◆ TO DO ◆
Return the lines below that carry the word "panel".

Items from a data source:
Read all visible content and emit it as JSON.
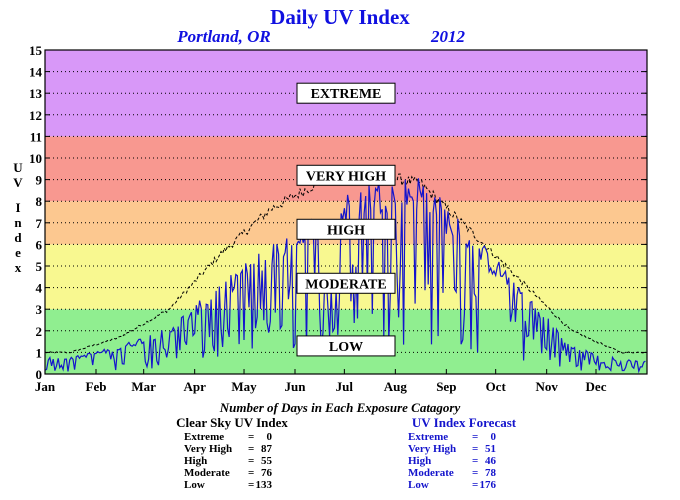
{
  "chart_data": {
    "type": "line",
    "title": "Daily UV Index",
    "location": "Portland, OR",
    "year": "2012",
    "ylabel": "UV Index",
    "ylim": [
      0,
      15
    ],
    "yticks": [
      "0",
      "1",
      "2",
      "3",
      "4",
      "5",
      "6",
      "7",
      "8",
      "9",
      "10",
      "11",
      "12",
      "13",
      "14",
      "15"
    ],
    "categories": [
      "Jan",
      "Feb",
      "Mar",
      "Apr",
      "May",
      "Jun",
      "Jul",
      "Aug",
      "Sep",
      "Oct",
      "Nov",
      "Dec"
    ],
    "grid": true,
    "zones": [
      {
        "label": "LOW",
        "from": 0,
        "to": 3,
        "color": "#90ee90"
      },
      {
        "label": "MODERATE",
        "from": 3,
        "to": 6,
        "color": "#f8f890"
      },
      {
        "label": "HIGH",
        "from": 6,
        "to": 8,
        "color": "#fcc890"
      },
      {
        "label": "VERY HIGH",
        "from": 8,
        "to": 11,
        "color": "#f89890"
      },
      {
        "label": "EXTREME",
        "from": 11,
        "to": 15,
        "color": "#d898f8"
      }
    ],
    "series": [
      {
        "name": "Clear Sky UV Index",
        "color": "#000000",
        "style": "dashed",
        "monthly_values": [
          1.0,
          1.7,
          3.0,
          5.5,
          7.6,
          8.9,
          9.3,
          8.8,
          6.6,
          4.3,
          2.0,
          1.0
        ]
      },
      {
        "name": "UV Index Forecast",
        "color": "#1414cc",
        "style": "solid",
        "monthly_values": [
          0.7,
          1.2,
          2.0,
          3.8,
          5.5,
          6.9,
          8.2,
          8.4,
          6.0,
          3.8,
          1.2,
          0.6
        ]
      }
    ]
  },
  "stats": {
    "heading": "Number of Days in Each Exposure Catagory",
    "clear_sky": {
      "title": "Clear Sky UV Index",
      "rows": [
        {
          "label": "Extreme",
          "eq": "=",
          "value": "0"
        },
        {
          "label": "Very High",
          "eq": "=",
          "value": "87"
        },
        {
          "label": "High",
          "eq": "=",
          "value": "55"
        },
        {
          "label": "Moderate",
          "eq": "=",
          "value": "76"
        },
        {
          "label": "Low",
          "eq": "=",
          "value": "133"
        }
      ]
    },
    "forecast": {
      "title": "UV Index Forecast",
      "rows": [
        {
          "label": "Extreme",
          "eq": "=",
          "value": "0"
        },
        {
          "label": "Very High",
          "eq": "=",
          "value": "51"
        },
        {
          "label": "High",
          "eq": "=",
          "value": "46"
        },
        {
          "label": "Moderate",
          "eq": "=",
          "value": "78"
        },
        {
          "label": "Low",
          "eq": "=",
          "value": "176"
        }
      ]
    }
  }
}
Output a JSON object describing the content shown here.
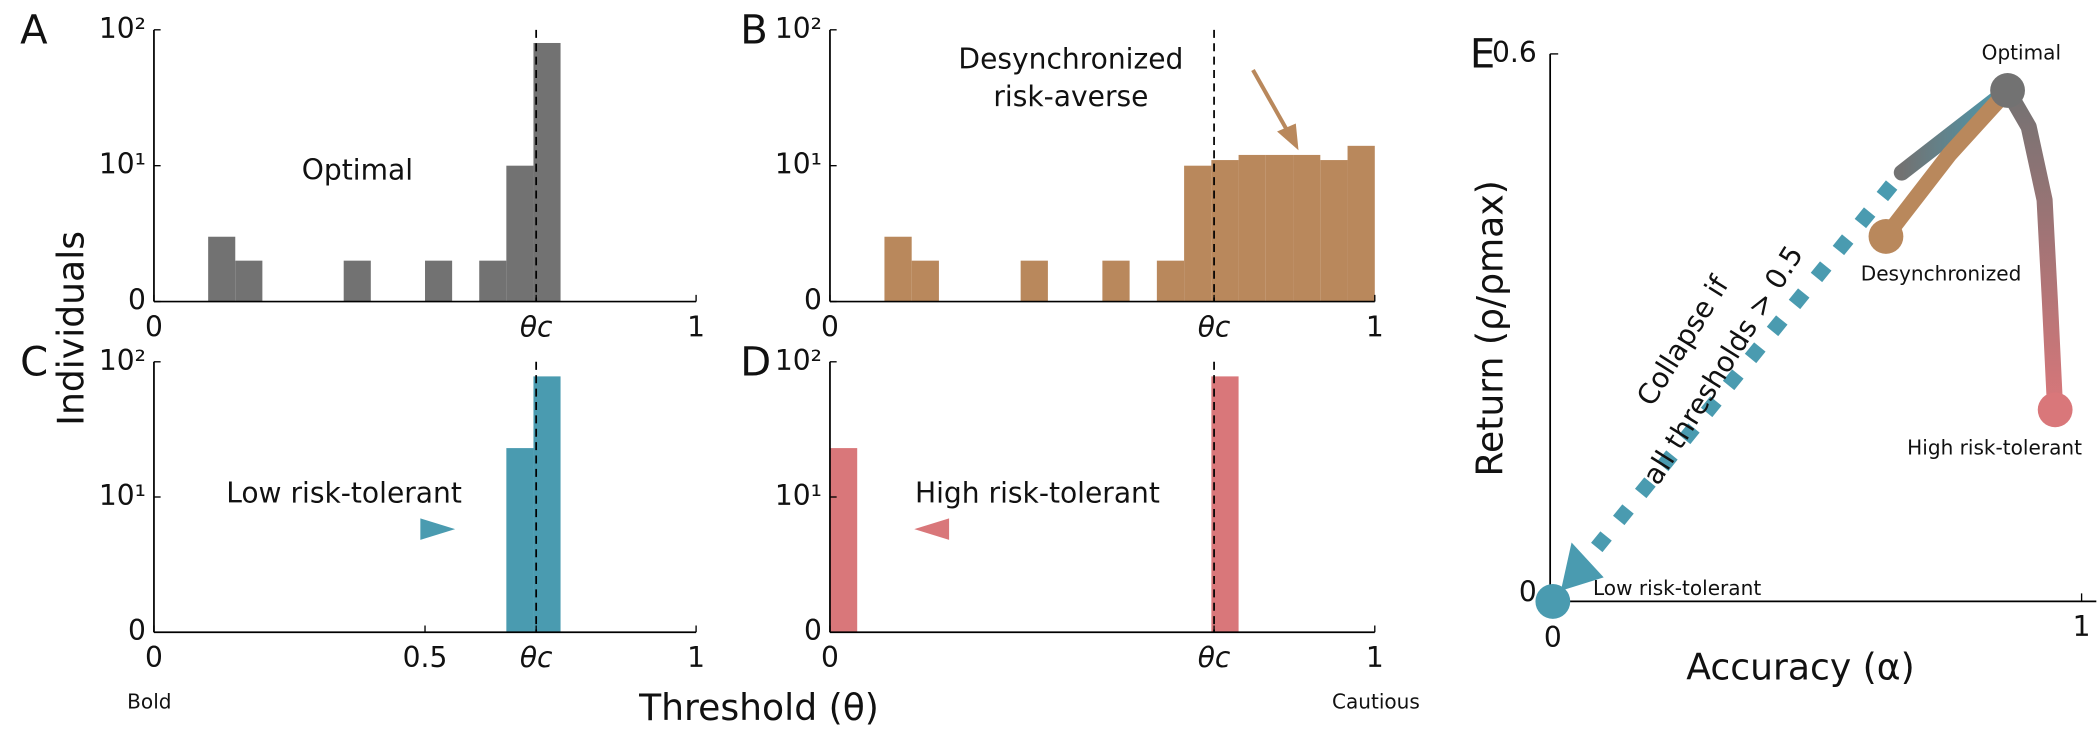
{
  "figure": {
    "y_label": "Individuals",
    "x_label": "Threshold (θ)",
    "left_note": "Bold",
    "right_note": "Cautious"
  },
  "chart_data": [
    {
      "type": "histogram",
      "panel": "A",
      "color": "#727272",
      "log_y": true,
      "bins": [
        0,
        0.05,
        0.1,
        0.15,
        0.2,
        0.25,
        0.3,
        0.35,
        0.4,
        0.45,
        0.5,
        0.55,
        0.6,
        0.65,
        0.7,
        0.75,
        0.8,
        0.85,
        0.9,
        0.95,
        1
      ],
      "counts": [
        0,
        0,
        3,
        2,
        0,
        0,
        0,
        2,
        0,
        0,
        2,
        0,
        2,
        10,
        80,
        0,
        0,
        0,
        0,
        0
      ],
      "xlim": [
        0,
        1
      ],
      "xticks": [
        0,
        {
          "value": 0.705,
          "label": "θc"
        },
        1
      ],
      "ylim": [
        1,
        100
      ],
      "yticks": [
        {
          "value": 1,
          "label": "0"
        },
        {
          "value": 10,
          "label": "10¹"
        },
        {
          "value": 100,
          "label": "10²"
        }
      ],
      "annotation": [
        "Optimal"
      ]
    },
    {
      "type": "histogram",
      "panel": "B",
      "color": "#b9885c",
      "log_y": true,
      "bins": [
        0,
        0.05,
        0.1,
        0.15,
        0.2,
        0.25,
        0.3,
        0.35,
        0.4,
        0.45,
        0.5,
        0.55,
        0.6,
        0.65,
        0.7,
        0.75,
        0.8,
        0.85,
        0.9,
        0.95,
        1
      ],
      "counts": [
        0,
        0,
        3,
        2,
        0,
        0,
        0,
        2,
        0,
        0,
        2,
        0,
        2,
        10,
        11,
        12,
        12,
        12,
        11,
        14
      ],
      "xlim": [
        0,
        1
      ],
      "xticks": [
        0,
        {
          "value": 0.705,
          "label": "θc"
        },
        1
      ],
      "ylim": [
        1,
        100
      ],
      "yticks": [
        {
          "value": 1,
          "label": "0"
        },
        {
          "value": 10,
          "label": "10¹"
        },
        {
          "value": 100,
          "label": "10²"
        }
      ],
      "annotation": [
        "Desynchronized",
        "risk-averse"
      ]
    },
    {
      "type": "histogram",
      "panel": "C",
      "color": "#4a9bb0",
      "log_y": true,
      "bins": [
        0,
        0.05,
        0.1,
        0.15,
        0.2,
        0.25,
        0.3,
        0.35,
        0.4,
        0.45,
        0.5,
        0.55,
        0.6,
        0.65,
        0.7,
        0.75,
        0.8,
        0.85,
        0.9,
        0.95,
        1
      ],
      "counts": [
        0,
        0,
        0,
        0,
        0,
        0,
        0,
        0,
        0,
        0,
        0,
        0,
        0,
        23,
        78,
        0,
        0,
        0,
        0,
        0
      ],
      "xlim": [
        0,
        1
      ],
      "xticks": [
        0,
        0.5,
        {
          "value": 0.705,
          "label": "θc"
        },
        1
      ],
      "ylim": [
        1,
        100
      ],
      "yticks": [
        {
          "value": 1,
          "label": "0"
        },
        {
          "value": 10,
          "label": "10¹"
        },
        {
          "value": 100,
          "label": "10²"
        }
      ],
      "annotation": [
        "Low risk-tolerant"
      ]
    },
    {
      "type": "histogram",
      "panel": "D",
      "color": "#d9777a",
      "log_y": true,
      "bins": [
        0,
        0.05,
        0.1,
        0.15,
        0.2,
        0.25,
        0.3,
        0.35,
        0.4,
        0.45,
        0.5,
        0.55,
        0.6,
        0.65,
        0.7,
        0.75,
        0.8,
        0.85,
        0.9,
        0.95,
        1
      ],
      "counts": [
        23,
        0,
        0,
        0,
        0,
        0,
        0,
        0,
        0,
        0,
        0,
        0,
        0,
        0,
        78,
        0,
        0,
        0,
        0,
        0
      ],
      "xlim": [
        0,
        1
      ],
      "xticks": [
        0,
        {
          "value": 0.705,
          "label": "θc"
        },
        1
      ],
      "ylim": [
        1,
        100
      ],
      "yticks": [
        {
          "value": 1,
          "label": "0"
        },
        {
          "value": 10,
          "label": "10¹"
        },
        {
          "value": 100,
          "label": "10²"
        }
      ],
      "annotation": [
        "High risk-tolerant"
      ]
    },
    {
      "type": "line",
      "panel": "E",
      "x_label": "Accuracy (α)",
      "y_label": "Return (ρ/ρmax)",
      "xlim": [
        0,
        1
      ],
      "xticks": [
        0,
        1
      ],
      "ylim": [
        0,
        0.6
      ],
      "yticks": [
        0,
        0.6
      ],
      "series": [
        {
          "color": "#4a9bb0",
          "style": "dotted",
          "x": [
            0,
            0.66
          ],
          "y": [
            0,
            0.47
          ]
        },
        {
          "color": "#4a9bb0",
          "style": "solid",
          "x": [
            0.66,
            0.86
          ],
          "y": [
            0.47,
            0.56
          ]
        },
        {
          "color": "#b9885c",
          "style": "solid",
          "x": [
            0.63,
            0.75,
            0.86
          ],
          "y": [
            0.4,
            0.49,
            0.56
          ]
        },
        {
          "color": "#d9777a",
          "style": "solid",
          "x": [
            0.86,
            0.9,
            0.93,
            0.94,
            0.95
          ],
          "y": [
            0.56,
            0.52,
            0.44,
            0.33,
            0.21
          ]
        }
      ],
      "points": [
        {
          "label": "Optimal",
          "x": 0.86,
          "y": 0.56,
          "color": "#727272"
        },
        {
          "label": "Desynchronized",
          "x": 0.63,
          "y": 0.4,
          "color": "#b9885c"
        },
        {
          "label": "High risk-tolerant",
          "x": 0.95,
          "y": 0.21,
          "color": "#d9777a"
        },
        {
          "label": "Low risk-tolerant",
          "x": 0,
          "y": 0,
          "color": "#4a9bb0"
        }
      ],
      "annotation": [
        "Collapse if",
        "all thresholds > 0.5"
      ]
    }
  ]
}
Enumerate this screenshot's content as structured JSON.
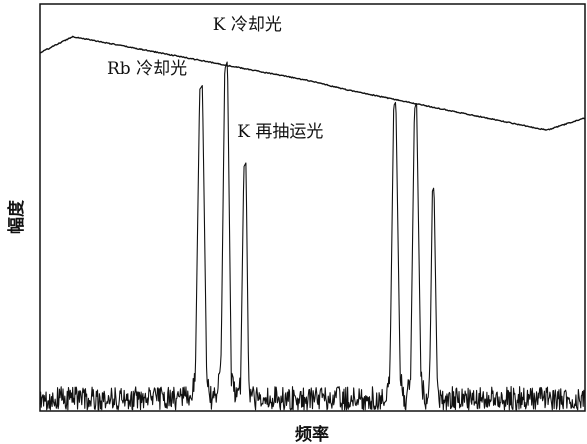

◆ SOLVED PROBLEM ◆
      "panel": "A",
      "panel": "B",
      "panel": "C",
      "panel": "D",
      "panel": "E",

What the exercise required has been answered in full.